PROBLEM
Write the listing out again, all of it, word for word.

* START TASK MATERIAL *

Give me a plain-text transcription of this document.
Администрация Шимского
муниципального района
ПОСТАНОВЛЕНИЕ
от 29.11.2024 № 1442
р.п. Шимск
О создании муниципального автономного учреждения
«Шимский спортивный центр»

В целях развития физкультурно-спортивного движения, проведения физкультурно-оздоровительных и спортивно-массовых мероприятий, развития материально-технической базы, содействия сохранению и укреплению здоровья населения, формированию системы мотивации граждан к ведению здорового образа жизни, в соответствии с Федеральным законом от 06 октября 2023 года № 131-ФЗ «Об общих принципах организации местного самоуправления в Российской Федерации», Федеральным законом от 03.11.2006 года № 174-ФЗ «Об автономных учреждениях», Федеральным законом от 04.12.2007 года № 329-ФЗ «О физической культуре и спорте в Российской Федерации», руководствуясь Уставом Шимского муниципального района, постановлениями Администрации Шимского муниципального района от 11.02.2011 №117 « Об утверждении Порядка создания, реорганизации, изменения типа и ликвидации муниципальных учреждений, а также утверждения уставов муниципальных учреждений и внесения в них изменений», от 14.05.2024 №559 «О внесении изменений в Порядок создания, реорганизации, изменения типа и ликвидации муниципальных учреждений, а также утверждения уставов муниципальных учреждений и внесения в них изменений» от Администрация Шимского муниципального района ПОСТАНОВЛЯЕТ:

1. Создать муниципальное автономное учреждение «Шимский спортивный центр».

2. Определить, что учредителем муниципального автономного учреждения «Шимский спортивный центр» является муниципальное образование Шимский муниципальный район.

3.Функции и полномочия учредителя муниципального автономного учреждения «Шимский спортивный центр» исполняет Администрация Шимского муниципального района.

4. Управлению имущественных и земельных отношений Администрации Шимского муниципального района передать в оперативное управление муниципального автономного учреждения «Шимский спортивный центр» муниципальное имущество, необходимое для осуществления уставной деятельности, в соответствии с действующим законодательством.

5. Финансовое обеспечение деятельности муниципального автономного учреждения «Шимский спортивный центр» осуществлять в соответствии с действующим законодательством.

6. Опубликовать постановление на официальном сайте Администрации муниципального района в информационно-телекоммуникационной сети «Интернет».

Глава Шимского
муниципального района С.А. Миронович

* END TASK MATERIAL *

RESPONSE
Give me a plain-text transcription of this document.
Администрация Шимского
муниципального района
ПОСТАНОВЛЕНИЕ
от 29.11.2024 № 1442
р.п. Шимск
О создании муниципального автономного учреждения
«Шимский спортивный центр»

В целях развития физкультурно-спортивного движения, проведения физкультурно-оздоровительных и спортивно-массовых мероприятий, развития материально-технической базы, содействия сохранению и укреплению здоровья населения, формированию системы мотивации граждан к ведению здорового образа жизни, в соответствии с Федеральным законом от 06 октября 2023 года № 131-ФЗ «Об общих принципах организации местного самоуправления в Российской Федерации», Федеральным законом от 03.11.2006 года № 174-ФЗ «Об автономных учреждениях», Федеральным законом от 04.12.2007 года № 329-ФЗ «О физической культуре и спорте в Российской Федерации», руководствуясь Уставом Шимского муниципального района, постановлениями Администрации Шимского муниципального района от 11.02.2011 №117 « Об утверждении Порядка создания, реорганизации, изменения типа и ликвидации муниципальных учреждений, а также утверждения уставов муниципальных учреждений и внесения в них изменений», от 14.05.2024 №559 «О внесении изменений в Порядок создания, реорганизации, изменения типа и ликвидации муниципальных учреждений, а также утверждения уставов муниципальных учреждений и внесения в них изменений» от Администрация Шимского муниципального района ПОСТАНОВЛЯЕТ:

1. Создать муниципальное автономное учреждение «Шимский спортивный центр».

2. Определить, что учредителем муниципального автономного учреждения «Шимский спортивный центр» является муниципальное образование Шимский муниципальный район.

3.Функции и полномочия учредителя муниципального автономного учреждения «Шимский спортивный центр» исполняет Администрация Шимского муниципального района.

4. Управлению имущественных и земельных отношений Администрации Шимского муниципального района передать в оперативное управление муниципального автономного учреждения «Шимский спортивный центр» муниципальное имущество, необходимое для осуществления уставной деятельности, в соответствии с действующим законодательством.

5. Финансовое обеспечение деятельности муниципального автономного учреждения «Шимский спортивный центр» осуществлять в соответствии с действующим законодательством.

6. Опубликовать постановление на официальном сайте Администрации муниципального района в информационно-телекоммуникационной сети «Интернет».

Глава Шимского
муниципального района С.А. Миронович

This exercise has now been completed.